Repeat the passage from the BigQuery SQL patterns article word for word, from "Adrienne Vermorel" up to and including "real performance benchmarks.".

■ **DOCUMENT**
####################
Adrienne Vermorel

10 BigQuery SQL Patterns Every Analytics Engineer Should Know

Most analytics engineers learn BigQuery through trial and error, picking up patterns ad hoc from Stack Overflow answers and inherited codebases. It works, but it’s slow and expensive.

After auditing hundreds of dbt models and years of production BigQuery work, I’ve identified a canon of patterns that separate functional SQL from elegant, cost-efficient SQL. These are fundamental techniques that compound over time, the kind of knowledge that makes you faster at solving new problems because you’ve internalized the right primitives.

This article covers 10 patterns across 5 categories: query optimization, nested data handling, window functions, dbt incremental strategies, and marketing analytics. Each pattern includes production-ready code, anti-patterns to avoid, and real performance benchmarks.
####################
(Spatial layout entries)
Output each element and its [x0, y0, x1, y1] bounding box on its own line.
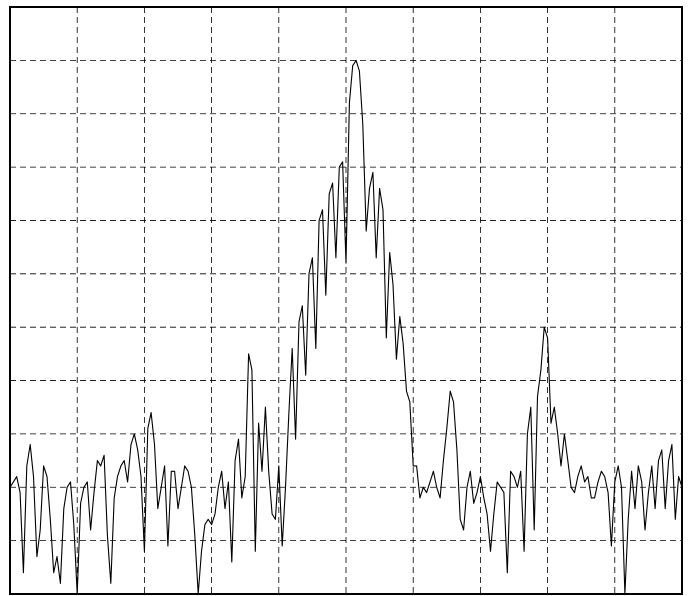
series-line: [9, 59, 683, 595]
grid-lines: [10, 7, 682, 594]
plot-border: [9, 6, 683, 595]
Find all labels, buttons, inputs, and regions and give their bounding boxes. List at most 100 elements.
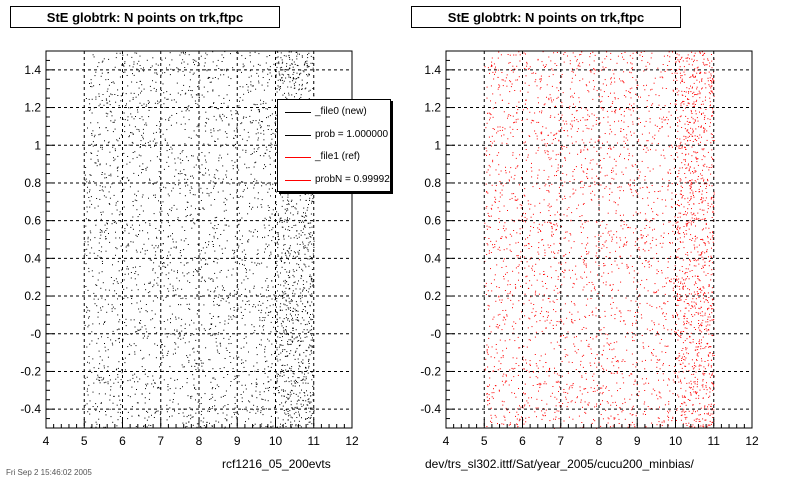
data-point — [241, 384, 243, 386]
data-point — [489, 166, 491, 168]
data-point — [292, 80, 294, 82]
data-point — [129, 161, 131, 163]
data-point — [560, 146, 562, 148]
data-point — [139, 230, 141, 232]
data-point — [289, 344, 291, 345]
data-point — [90, 239, 91, 241]
data-point — [180, 325, 182, 327]
data-point — [297, 319, 299, 321]
data-point — [159, 132, 161, 134]
data-point — [144, 250, 146, 252]
data-point — [161, 210, 163, 212]
data-point — [167, 288, 169, 290]
data-point — [518, 279, 519, 281]
data-point — [265, 166, 267, 168]
data-point — [667, 384, 669, 386]
data-point — [212, 279, 214, 281]
data-point — [490, 252, 492, 253]
data-point — [167, 255, 168, 257]
data-point — [221, 285, 223, 287]
data-point — [286, 351, 288, 353]
data-point — [297, 358, 299, 360]
data-point — [281, 261, 282, 262]
data-point — [257, 109, 259, 111]
data-point — [563, 323, 565, 325]
data-point — [115, 202, 117, 204]
data-point — [275, 401, 277, 403]
data-point — [197, 156, 199, 158]
data-point — [492, 107, 494, 109]
data-point — [107, 130, 109, 132]
data-point — [278, 86, 280, 88]
data-point — [281, 77, 283, 79]
data-point — [602, 66, 604, 68]
data-point — [265, 219, 267, 221]
data-point — [641, 160, 643, 162]
data-point — [108, 95, 110, 97]
data-point — [258, 80, 260, 82]
data-point — [230, 385, 231, 387]
data-point — [278, 392, 280, 394]
data-point — [485, 183, 487, 185]
data-point — [233, 130, 235, 132]
data-point — [579, 65, 581, 67]
data-point — [145, 383, 147, 385]
data-point — [188, 105, 190, 107]
data-point — [193, 130, 195, 132]
data-point — [98, 379, 100, 381]
data-point — [195, 94, 197, 96]
data-point — [299, 73, 301, 75]
data-point — [111, 82, 113, 83]
data-point — [276, 62, 278, 64]
data-point — [260, 99, 261, 101]
y-tick-label: 0.8 — [24, 176, 41, 190]
data-point — [277, 255, 279, 257]
data-point — [249, 52, 251, 54]
data-point — [623, 140, 625, 142]
data-point — [226, 170, 228, 172]
data-point — [180, 52, 182, 54]
data-point — [157, 247, 159, 249]
data-point — [304, 253, 306, 255]
data-point — [545, 145, 547, 147]
data-point — [280, 259, 282, 261]
data-point — [621, 411, 623, 413]
data-point — [105, 196, 107, 198]
data-point — [90, 174, 92, 176]
data-point — [114, 94, 116, 95]
data-point — [232, 165, 234, 167]
data-point — [230, 53, 231, 55]
data-point — [487, 366, 489, 368]
data-point — [273, 392, 275, 394]
data-point — [516, 255, 518, 257]
data-point — [212, 246, 214, 247]
data-point — [532, 213, 534, 215]
data-point — [281, 395, 283, 397]
data-point — [184, 143, 186, 145]
data-point — [134, 193, 136, 195]
data-point — [126, 224, 128, 226]
data-point — [107, 88, 109, 90]
data-point — [302, 216, 304, 217]
data-point — [609, 252, 611, 254]
data-point — [99, 231, 101, 233]
data-point — [99, 127, 100, 129]
data-point — [245, 406, 247, 408]
data-point — [592, 314, 594, 316]
data-point — [181, 318, 183, 320]
data-point — [551, 165, 553, 167]
data-point — [305, 87, 307, 89]
data-point — [276, 387, 278, 389]
data-point — [490, 145, 492, 147]
data-point — [271, 280, 272, 282]
data-point — [219, 245, 221, 247]
data-point — [146, 59, 148, 61]
data-point — [174, 334, 176, 336]
data-point — [267, 387, 269, 389]
data-point — [297, 251, 299, 253]
data-point — [564, 198, 566, 199]
data-point — [164, 97, 166, 99]
data-point — [308, 258, 310, 260]
data-point — [123, 206, 125, 208]
data-point — [129, 343, 131, 345]
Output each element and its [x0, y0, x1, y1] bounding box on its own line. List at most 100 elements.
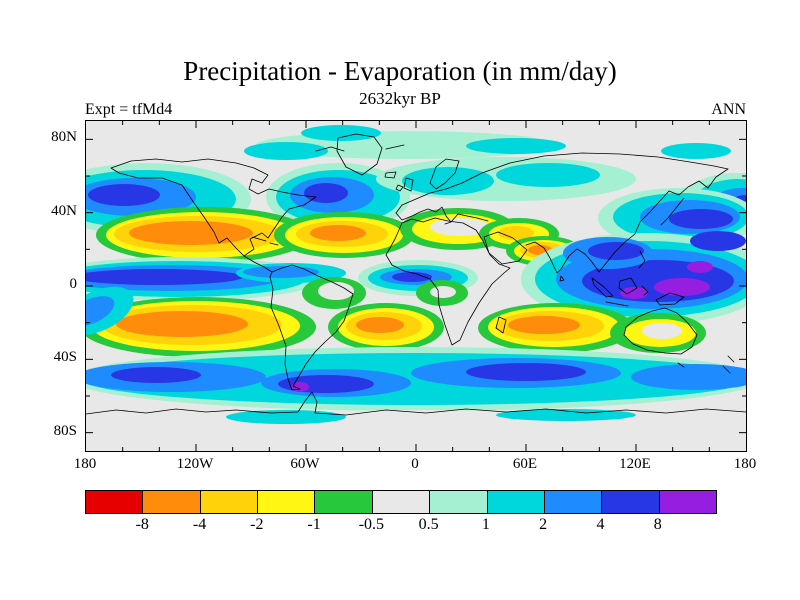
####################
■ **EXERCISE SOLUTION**
Adrienne Vermorel

10 BigQuery SQL Patterns Every Analytics Engineer Should Know

Most analytics engineers learn BigQuery through trial and error, picking up patterns ad hoc from Stack Overflow answers and inherited codebases. It works, but it’s slow and expensive.

After auditing hundreds of dbt models and years of production BigQuery work, I’ve identified a canon of patterns that separate functional SQL from elegant, cost-efficient SQL. These are fundamental techniques that compound over time, the kind of knowledge that makes you faster at solving new problems because you’ve internalized the right primitives.

This article covers 10 patterns across 5 categories: query optimization, nested data handling, window functions, dbt incremental strategies, and marketing analytics. Each pattern includes production-ready code, anti-patterns to avoid, and real performance benchmarks.